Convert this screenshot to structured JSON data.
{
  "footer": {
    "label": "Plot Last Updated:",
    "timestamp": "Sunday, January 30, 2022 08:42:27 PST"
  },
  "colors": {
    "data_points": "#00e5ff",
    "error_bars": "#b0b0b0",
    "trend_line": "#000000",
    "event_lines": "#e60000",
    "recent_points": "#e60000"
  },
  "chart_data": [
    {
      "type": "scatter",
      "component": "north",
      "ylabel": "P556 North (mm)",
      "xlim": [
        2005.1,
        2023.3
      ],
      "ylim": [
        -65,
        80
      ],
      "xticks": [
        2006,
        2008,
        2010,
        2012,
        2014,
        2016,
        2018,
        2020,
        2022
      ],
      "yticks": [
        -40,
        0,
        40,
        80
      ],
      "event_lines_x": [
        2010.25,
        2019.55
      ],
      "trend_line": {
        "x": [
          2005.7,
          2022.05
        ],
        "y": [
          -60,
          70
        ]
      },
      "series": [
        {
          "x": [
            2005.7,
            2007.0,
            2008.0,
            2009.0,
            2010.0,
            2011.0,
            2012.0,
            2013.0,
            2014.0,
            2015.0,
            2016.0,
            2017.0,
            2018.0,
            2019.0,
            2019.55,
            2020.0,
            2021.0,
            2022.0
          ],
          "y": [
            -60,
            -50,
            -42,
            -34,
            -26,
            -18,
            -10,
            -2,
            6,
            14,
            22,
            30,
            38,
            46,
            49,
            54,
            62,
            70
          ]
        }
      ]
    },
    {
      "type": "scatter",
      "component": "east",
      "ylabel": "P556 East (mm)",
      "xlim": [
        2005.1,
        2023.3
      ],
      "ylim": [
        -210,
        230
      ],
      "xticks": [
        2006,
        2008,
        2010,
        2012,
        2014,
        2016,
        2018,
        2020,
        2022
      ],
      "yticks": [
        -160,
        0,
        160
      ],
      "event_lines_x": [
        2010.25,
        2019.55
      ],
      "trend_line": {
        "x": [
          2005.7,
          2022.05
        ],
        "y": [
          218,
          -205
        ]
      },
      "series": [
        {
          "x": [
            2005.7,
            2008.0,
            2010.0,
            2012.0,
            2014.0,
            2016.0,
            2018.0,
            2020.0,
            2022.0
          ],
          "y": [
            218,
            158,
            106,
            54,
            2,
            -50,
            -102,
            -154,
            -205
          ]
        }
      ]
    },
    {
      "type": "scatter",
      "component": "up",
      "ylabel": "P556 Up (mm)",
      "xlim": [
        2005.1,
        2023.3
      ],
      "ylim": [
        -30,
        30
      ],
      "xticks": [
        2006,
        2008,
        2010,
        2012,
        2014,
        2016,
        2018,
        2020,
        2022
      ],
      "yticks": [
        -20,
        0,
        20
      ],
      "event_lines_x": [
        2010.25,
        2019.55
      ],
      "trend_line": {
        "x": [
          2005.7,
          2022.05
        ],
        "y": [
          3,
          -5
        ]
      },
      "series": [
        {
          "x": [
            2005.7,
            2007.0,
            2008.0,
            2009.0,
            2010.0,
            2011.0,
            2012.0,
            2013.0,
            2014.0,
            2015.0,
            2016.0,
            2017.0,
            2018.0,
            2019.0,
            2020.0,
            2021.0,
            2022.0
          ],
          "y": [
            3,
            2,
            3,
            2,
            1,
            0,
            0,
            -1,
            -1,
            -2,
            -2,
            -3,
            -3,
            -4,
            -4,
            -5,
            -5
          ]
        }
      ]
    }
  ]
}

========================================

SET EXERCISE: Type out the entries again, word for word.

RESULT:
Convert this screenshot to structured JSON data.
{
  "footer": {
    "label": "Plot Last Updated:",
    "timestamp": "Sunday, January 30, 2022 08:42:27 PST"
  },
  "colors": {
    "data_points": "#00e5ff",
    "error_bars": "#b0b0b0",
    "trend_line": "#000000",
    "event_lines": "#e60000",
    "recent_points": "#e60000"
  },
  "chart_data": [
    {
      "type": "scatter",
      "component": "north",
      "ylabel": "P556 North (mm)",
      "xlim": [
        2005.1,
        2023.3
      ],
      "ylim": [
        -65,
        80
      ],
      "xticks": [
        2006,
        2008,
        2010,
        2012,
        2014,
        2016,
        2018,
        2020,
        2022
      ],
      "yticks": [
        -40,
        0,
        40,
        80
      ],
      "event_lines_x": [
        2010.25,
        2019.55
      ],
      "trend_line": {
        "x": [
          2005.7,
          2022.05
        ],
        "y": [
          -60,
          70
        ]
      },
      "series": [
        {
          "x": [
            2005.7,
            2007.0,
            2008.0,
            2009.0,
            2010.0,
            2011.0,
            2012.0,
            2013.0,
            2014.0,
            2015.0,
            2016.0,
            2017.0,
            2018.0,
            2019.0,
            2019.55,
            2020.0,
            2021.0,
            2022.0
          ],
          "y": [
            -60,
            -50,
            -42,
            -34,
            -26,
            -18,
            -10,
            -2,
            6,
            14,
            22,
            30,
            38,
            46,
            49,
            54,
            62,
            70
          ]
        }
      ]
    },
    {
      "type": "scatter",
      "component": "east",
      "ylabel": "P556 East (mm)",
      "xlim": [
        2005.1,
        2023.3
      ],
      "ylim": [
        -210,
        230
      ],
      "xticks": [
        2006,
        2008,
        2010,
        2012,
        2014,
        2016,
        2018,
        2020,
        2022
      ],
      "yticks": [
        -160,
        0,
        160
      ],
      "event_lines_x": [
        2010.25,
        2019.55
      ],
      "trend_line": {
        "x": [
          2005.7,
          2022.05
        ],
        "y": [
          218,
          -205
        ]
      },
      "series": [
        {
          "x": [
            2005.7,
            2008.0,
            2010.0,
            2012.0,
            2014.0,
            2016.0,
            2018.0,
            2020.0,
            2022.0
          ],
          "y": [
            218,
            158,
            106,
            54,
            2,
            -50,
            -102,
            -154,
            -205
          ]
        }
      ]
    },
    {
      "type": "scatter",
      "component": "up",
      "ylabel": "P556 Up (mm)",
      "xlim": [
        2005.1,
        2023.3
      ],
      "ylim": [
        -30,
        30
      ],
      "xticks": [
        2006,
        2008,
        2010,
        2012,
        2014,
        2016,
        2018,
        2020,
        2022
      ],
      "yticks": [
        -20,
        0,
        20
      ],
      "event_lines_x": [
        2010.25,
        2019.55
      ],
      "trend_line": {
        "x": [
          2005.7,
          2022.05
        ],
        "y": [
          3,
          -5
        ]
      },
      "series": [
        {
          "x": [
            2005.7,
            2007.0,
            2008.0,
            2009.0,
            2010.0,
            2011.0,
            2012.0,
            2013.0,
            2014.0,
            2015.0,
            2016.0,
            2017.0,
            2018.0,
            2019.0,
            2020.0,
            2021.0,
            2022.0
          ],
          "y": [
            3,
            2,
            3,
            2,
            1,
            0,
            0,
            -1,
            -1,
            -2,
            -2,
            -3,
            -3,
            -4,
            -4,
            -5,
            -5
          ]
        }
      ]
    }
  ]
}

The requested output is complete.